Recorded data:
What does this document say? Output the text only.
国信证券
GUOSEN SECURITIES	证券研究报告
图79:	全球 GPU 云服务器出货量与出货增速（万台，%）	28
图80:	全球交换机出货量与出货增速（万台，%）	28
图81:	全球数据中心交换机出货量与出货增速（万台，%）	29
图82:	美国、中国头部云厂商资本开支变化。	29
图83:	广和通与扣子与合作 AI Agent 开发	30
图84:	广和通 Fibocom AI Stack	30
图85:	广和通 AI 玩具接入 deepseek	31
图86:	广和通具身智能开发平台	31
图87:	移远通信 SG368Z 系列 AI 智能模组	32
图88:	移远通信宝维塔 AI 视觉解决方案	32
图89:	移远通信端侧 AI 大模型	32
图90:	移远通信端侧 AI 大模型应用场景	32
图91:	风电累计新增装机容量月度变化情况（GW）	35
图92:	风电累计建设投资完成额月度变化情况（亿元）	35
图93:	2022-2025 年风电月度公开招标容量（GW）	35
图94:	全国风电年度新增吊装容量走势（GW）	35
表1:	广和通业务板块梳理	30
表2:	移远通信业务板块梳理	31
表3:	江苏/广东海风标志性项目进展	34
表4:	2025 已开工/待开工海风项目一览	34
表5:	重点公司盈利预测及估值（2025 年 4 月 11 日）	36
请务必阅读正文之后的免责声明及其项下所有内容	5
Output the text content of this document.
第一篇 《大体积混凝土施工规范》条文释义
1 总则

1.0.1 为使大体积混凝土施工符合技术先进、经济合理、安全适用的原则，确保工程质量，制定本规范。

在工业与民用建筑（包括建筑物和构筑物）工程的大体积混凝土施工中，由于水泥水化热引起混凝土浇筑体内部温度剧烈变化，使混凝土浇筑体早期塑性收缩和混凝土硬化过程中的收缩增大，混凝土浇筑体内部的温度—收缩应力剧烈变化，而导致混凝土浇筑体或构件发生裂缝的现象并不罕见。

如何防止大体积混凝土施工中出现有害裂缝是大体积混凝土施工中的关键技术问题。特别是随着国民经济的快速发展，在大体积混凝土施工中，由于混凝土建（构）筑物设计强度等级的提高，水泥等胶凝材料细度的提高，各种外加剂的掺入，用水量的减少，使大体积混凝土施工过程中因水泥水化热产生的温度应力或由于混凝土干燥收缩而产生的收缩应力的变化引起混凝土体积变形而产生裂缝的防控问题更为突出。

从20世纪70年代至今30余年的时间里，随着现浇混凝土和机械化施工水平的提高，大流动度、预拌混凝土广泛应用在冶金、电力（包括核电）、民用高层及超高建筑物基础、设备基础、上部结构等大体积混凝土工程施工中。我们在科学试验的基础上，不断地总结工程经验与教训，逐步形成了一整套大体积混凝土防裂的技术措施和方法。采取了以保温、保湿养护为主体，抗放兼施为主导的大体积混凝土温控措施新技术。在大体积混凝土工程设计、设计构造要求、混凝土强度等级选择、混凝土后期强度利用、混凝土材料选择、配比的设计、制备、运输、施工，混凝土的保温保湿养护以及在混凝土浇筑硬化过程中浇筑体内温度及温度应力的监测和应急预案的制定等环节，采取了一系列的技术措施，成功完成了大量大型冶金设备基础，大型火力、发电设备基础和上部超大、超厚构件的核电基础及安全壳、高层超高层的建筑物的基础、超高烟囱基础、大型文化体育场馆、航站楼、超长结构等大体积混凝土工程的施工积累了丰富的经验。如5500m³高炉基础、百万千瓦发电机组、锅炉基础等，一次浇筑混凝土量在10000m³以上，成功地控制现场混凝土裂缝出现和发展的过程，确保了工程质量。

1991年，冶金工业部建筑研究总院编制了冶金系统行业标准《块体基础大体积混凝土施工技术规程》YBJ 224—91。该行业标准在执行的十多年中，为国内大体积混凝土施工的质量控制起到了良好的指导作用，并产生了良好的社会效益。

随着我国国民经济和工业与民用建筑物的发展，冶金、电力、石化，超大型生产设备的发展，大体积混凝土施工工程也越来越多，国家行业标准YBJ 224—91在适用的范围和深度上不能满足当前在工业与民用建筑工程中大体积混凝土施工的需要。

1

What to produce ->
Transcribe the full listing above without leaving anything out.

The response ->
What does this document say? Output the text only.
国信证券
GUOSEN SECURITIES	证券研究报告
图79:	全球 GPU 云服务器出货量与出货增速（万台，%）	28
图80:	全球交换机出货量与出货增速（万台，%）	28
图81:	全球数据中心交换机出货量与出货增速（万台，%）	29
图82:	美国、中国头部云厂商资本开支变化。	29
图83:	广和通与扣子与合作 AI Agent 开发	30
图84:	广和通 Fibocom AI Stack	30
图85:	广和通 AI 玩具接入 deepseek	31
图86:	广和通具身智能开发平台	31
图87:	移远通信 SG368Z 系列 AI 智能模组	32
图88:	移远通信宝维塔 AI 视觉解决方案	32
图89:	移远通信端侧 AI 大模型	32
图90:	移远通信端侧 AI 大模型应用场景	32
图91:	风电累计新增装机容量月度变化情况（GW）	35
图92:	风电累计建设投资完成额月度变化情况（亿元）	35
图93:	2022-2025 年风电月度公开招标容量（GW）	35
图94:	全国风电年度新增吊装容量走势（GW）	35
表1:	广和通业务板块梳理	30
表2:	移远通信业务板块梳理	31
表3:	江苏/广东海风标志性项目进展	34
表4:	2025 已开工/待开工海风项目一览	34
表5:	重点公司盈利预测及估值（2025 年 4 月 11 日）	36
请务必阅读正文之后的免责声明及其项下所有内容	5
Output the text content of this document.
第一篇 《大体积混凝土施工规范》条文释义
1 总则

1.0.1 为使大体积混凝土施工符合技术先进、经济合理、安全适用的原则，确保工程质量，制定本规范。

在工业与民用建筑（包括建筑物和构筑物）工程的大体积混凝土施工中，由于水泥水化热引起混凝土浇筑体内部温度剧烈变化，使混凝土浇筑体早期塑性收缩和混凝土硬化过程中的收缩增大，混凝土浇筑体内部的温度—收缩应力剧烈变化，而导致混凝土浇筑体或构件发生裂缝的现象并不罕见。

如何防止大体积混凝土施工中出现有害裂缝是大体积混凝土施工中的关键技术问题。特别是随着国民经济的快速发展，在大体积混凝土施工中，由于混凝土建（构）筑物设计强度等级的提高，水泥等胶凝材料细度的提高，各种外加剂的掺入，用水量的减少，使大体积混凝土施工过程中因水泥水化热产生的温度应力或由于混凝土干燥收缩而产生的收缩应力的变化引起混凝土体积变形而产生裂缝的防控问题更为突出。

从20世纪70年代至今30余年的时间里，随着现浇混凝土和机械化施工水平的提高，大流动度、预拌混凝土广泛应用在冶金、电力（包括核电）、民用高层及超高建筑物基础、设备基础、上部结构等大体积混凝土工程施工中。我们在科学试验的基础上，不断地总结工程经验与教训，逐步形成了一整套大体积混凝土防裂的技术措施和方法。采取了以保温、保湿养护为主体，抗放兼施为主导的大体积混凝土温控措施新技术。在大体积混凝土工程设计、设计构造要求、混凝土强度等级选择、混凝土后期强度利用、混凝土材料选择、配比的设计、制备、运输、施工，混凝土的保温保湿养护以及在混凝土浇筑硬化过程中浇筑体内温度及温度应力的监测和应急预案的制定等环节，采取了一系列的技术措施，成功完成了大量大型冶金设备基础，大型火力、发电设备基础和上部超大、超厚构件的核电基础及安全壳、高层超高层的建筑物的基础、超高烟囱基础、大型文化体育场馆、航站楼、超长结构等大体积混凝土工程的施工积累了丰富的经验。如5500m³高炉基础、百万千瓦发电机组、锅炉基础等，一次浇筑混凝土量在10000m³以上，成功地控制现场混凝土裂缝出现和发展的过程，确保了工程质量。

1991年，冶金工业部建筑研究总院编制了冶金系统行业标准《块体基础大体积混凝土施工技术规程》YBJ 224—91。该行业标准在执行的十多年中，为国内大体积混凝土施工的质量控制起到了良好的指导作用，并产生了良好的社会效益。

随着我国国民经济和工业与民用建筑物的发展，冶金、电力、石化，超大型生产设备的发展，大体积混凝土施工工程也越来越多，国家行业标准YBJ 224—91在适用的范围和深度上不能满足当前在工业与民用建筑工程中大体积混凝土施工的需要。

1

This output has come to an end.